>> start

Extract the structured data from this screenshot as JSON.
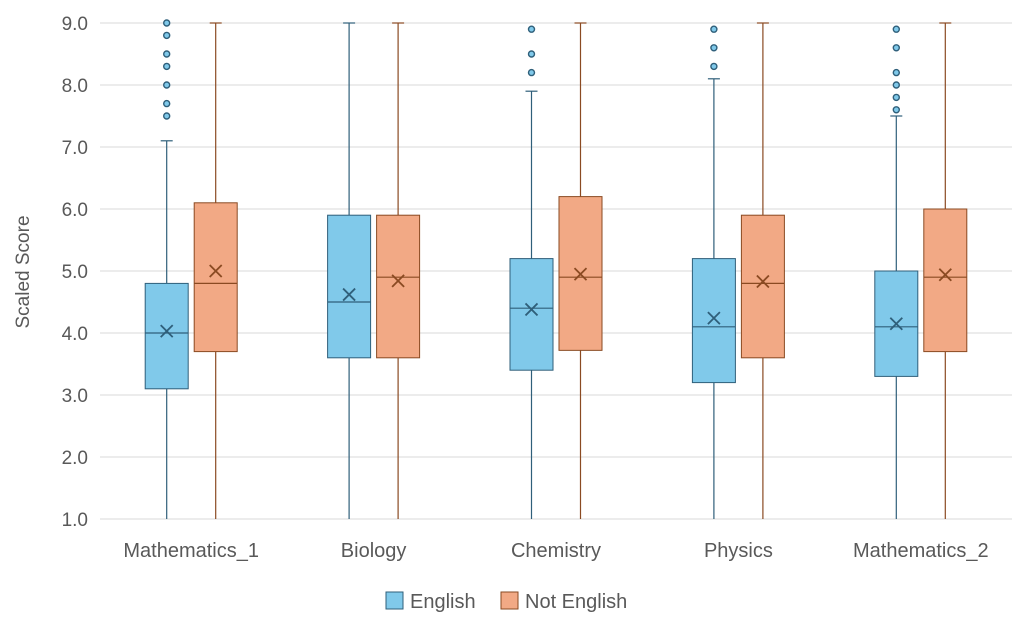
{
  "chart_data": {
    "type": "box",
    "ylabel": "Scaled Score",
    "ylim": [
      1.0,
      9.0
    ],
    "yticks": [
      "1.0",
      "2.0",
      "3.0",
      "4.0",
      "5.0",
      "6.0",
      "7.0",
      "8.0",
      "9.0"
    ],
    "grid": true,
    "legend_position": "bottom",
    "categories": [
      "Mathematics_1",
      "Biology",
      "Chemistry",
      "Physics",
      "Mathematics_2"
    ],
    "series": [
      {
        "name": "English",
        "fill": "#80c9ea",
        "stroke": "#2f5f7a",
        "boxes": [
          {
            "min": 1.0,
            "q1": 3.1,
            "median": 4.0,
            "q3": 4.8,
            "max": 7.1,
            "mean": 4.03,
            "outliers": [
              7.5,
              7.7,
              8.0,
              8.3,
              8.5,
              8.8,
              9.0
            ]
          },
          {
            "min": 1.0,
            "q1": 3.6,
            "median": 4.5,
            "q3": 5.9,
            "max": 9.0,
            "mean": 4.62,
            "outliers": []
          },
          {
            "min": 1.0,
            "q1": 3.4,
            "median": 4.4,
            "q3": 5.2,
            "max": 7.9,
            "mean": 4.38,
            "outliers": [
              8.2,
              8.5,
              8.9
            ]
          },
          {
            "min": 1.0,
            "q1": 3.2,
            "median": 4.1,
            "q3": 5.2,
            "max": 8.1,
            "mean": 4.24,
            "outliers": [
              8.3,
              8.6,
              8.9
            ]
          },
          {
            "min": 1.0,
            "q1": 3.3,
            "median": 4.1,
            "q3": 5.0,
            "max": 7.5,
            "mean": 4.15,
            "outliers": [
              7.6,
              7.8,
              8.0,
              8.2,
              8.6,
              8.9
            ]
          }
        ]
      },
      {
        "name": "Not English",
        "fill": "#f2a985",
        "stroke": "#8a4a22",
        "boxes": [
          {
            "min": 1.0,
            "q1": 3.7,
            "median": 4.8,
            "q3": 6.1,
            "max": 9.0,
            "mean": 5.0,
            "outliers": []
          },
          {
            "min": 1.0,
            "q1": 3.6,
            "median": 4.9,
            "q3": 5.9,
            "max": 9.0,
            "mean": 4.84,
            "outliers": []
          },
          {
            "min": 1.0,
            "q1": 3.72,
            "median": 4.9,
            "q3": 6.2,
            "max": 9.0,
            "mean": 4.95,
            "outliers": []
          },
          {
            "min": 1.0,
            "q1": 3.6,
            "median": 4.8,
            "q3": 5.9,
            "max": 9.0,
            "mean": 4.83,
            "outliers": []
          },
          {
            "min": 1.0,
            "q1": 3.7,
            "median": 4.9,
            "q3": 6.0,
            "max": 9.0,
            "mean": 4.94,
            "outliers": []
          }
        ]
      }
    ]
  }
}
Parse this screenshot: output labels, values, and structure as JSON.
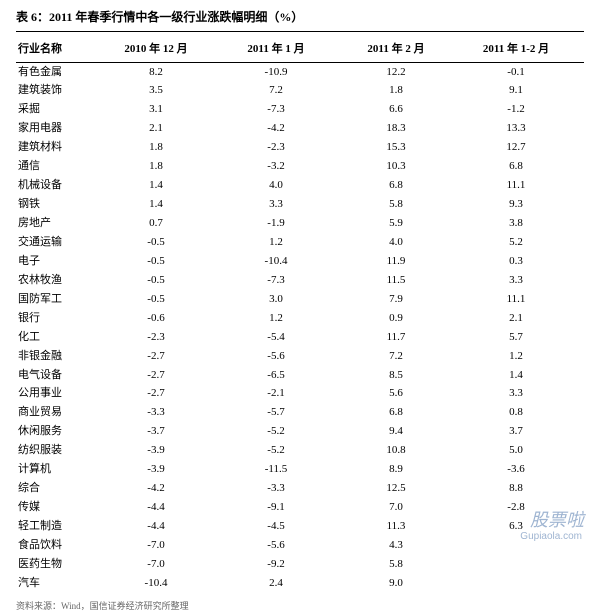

>> end

*WHAT IS NEEDED*
Exclude the pictures and repeat every other part of the records word for word.

*EXERCISE RESULT*
Extract the structured data from this screenshot as JSON.
{
  "chart_data": {
    "type": "box",
    "ylabel": "Scaled Score",
    "ylim": [
      1.0,
      9.0
    ],
    "yticks": [
      "1.0",
      "2.0",
      "3.0",
      "4.0",
      "5.0",
      "6.0",
      "7.0",
      "8.0",
      "9.0"
    ],
    "grid": true,
    "legend_position": "bottom",
    "categories": [
      "Mathematics_1",
      "Biology",
      "Chemistry",
      "Physics",
      "Mathematics_2"
    ],
    "series": [
      {
        "name": "English",
        "fill": "#80c9ea",
        "stroke": "#2f5f7a",
        "boxes": [
          {
            "min": 1.0,
            "q1": 3.1,
            "median": 4.0,
            "q3": 4.8,
            "max": 7.1,
            "mean": 4.03,
            "outliers": [
              7.5,
              7.7,
              8.0,
              8.3,
              8.5,
              8.8,
              9.0
            ]
          },
          {
            "min": 1.0,
            "q1": 3.6,
            "median": 4.5,
            "q3": 5.9,
            "max": 9.0,
            "mean": 4.62,
            "outliers": []
          },
          {
            "min": 1.0,
            "q1": 3.4,
            "median": 4.4,
            "q3": 5.2,
            "max": 7.9,
            "mean": 4.38,
            "outliers": [
              8.2,
              8.5,
              8.9
            ]
          },
          {
            "min": 1.0,
            "q1": 3.2,
            "median": 4.1,
            "q3": 5.2,
            "max": 8.1,
            "mean": 4.24,
            "outliers": [
              8.3,
              8.6,
              8.9
            ]
          },
          {
            "min": 1.0,
            "q1": 3.3,
            "median": 4.1,
            "q3": 5.0,
            "max": 7.5,
            "mean": 4.15,
            "outliers": [
              7.6,
              7.8,
              8.0,
              8.2,
              8.6,
              8.9
            ]
          }
        ]
      },
      {
        "name": "Not English",
        "fill": "#f2a985",
        "stroke": "#8a4a22",
        "boxes": [
          {
            "min": 1.0,
            "q1": 3.7,
            "median": 4.8,
            "q3": 6.1,
            "max": 9.0,
            "mean": 5.0,
            "outliers": []
          },
          {
            "min": 1.0,
            "q1": 3.6,
            "median": 4.9,
            "q3": 5.9,
            "max": 9.0,
            "mean": 4.84,
            "outliers": []
          },
          {
            "min": 1.0,
            "q1": 3.72,
            "median": 4.9,
            "q3": 6.2,
            "max": 9.0,
            "mean": 4.95,
            "outliers": []
          },
          {
            "min": 1.0,
            "q1": 3.6,
            "median": 4.8,
            "q3": 5.9,
            "max": 9.0,
            "mean": 4.83,
            "outliers": []
          },
          {
            "min": 1.0,
            "q1": 3.7,
            "median": 4.9,
            "q3": 6.0,
            "max": 9.0,
            "mean": 4.94,
            "outliers": []
          }
        ]
      }
    ]
  }
}
Parse this screenshot: output labels, values, and structure as JSON.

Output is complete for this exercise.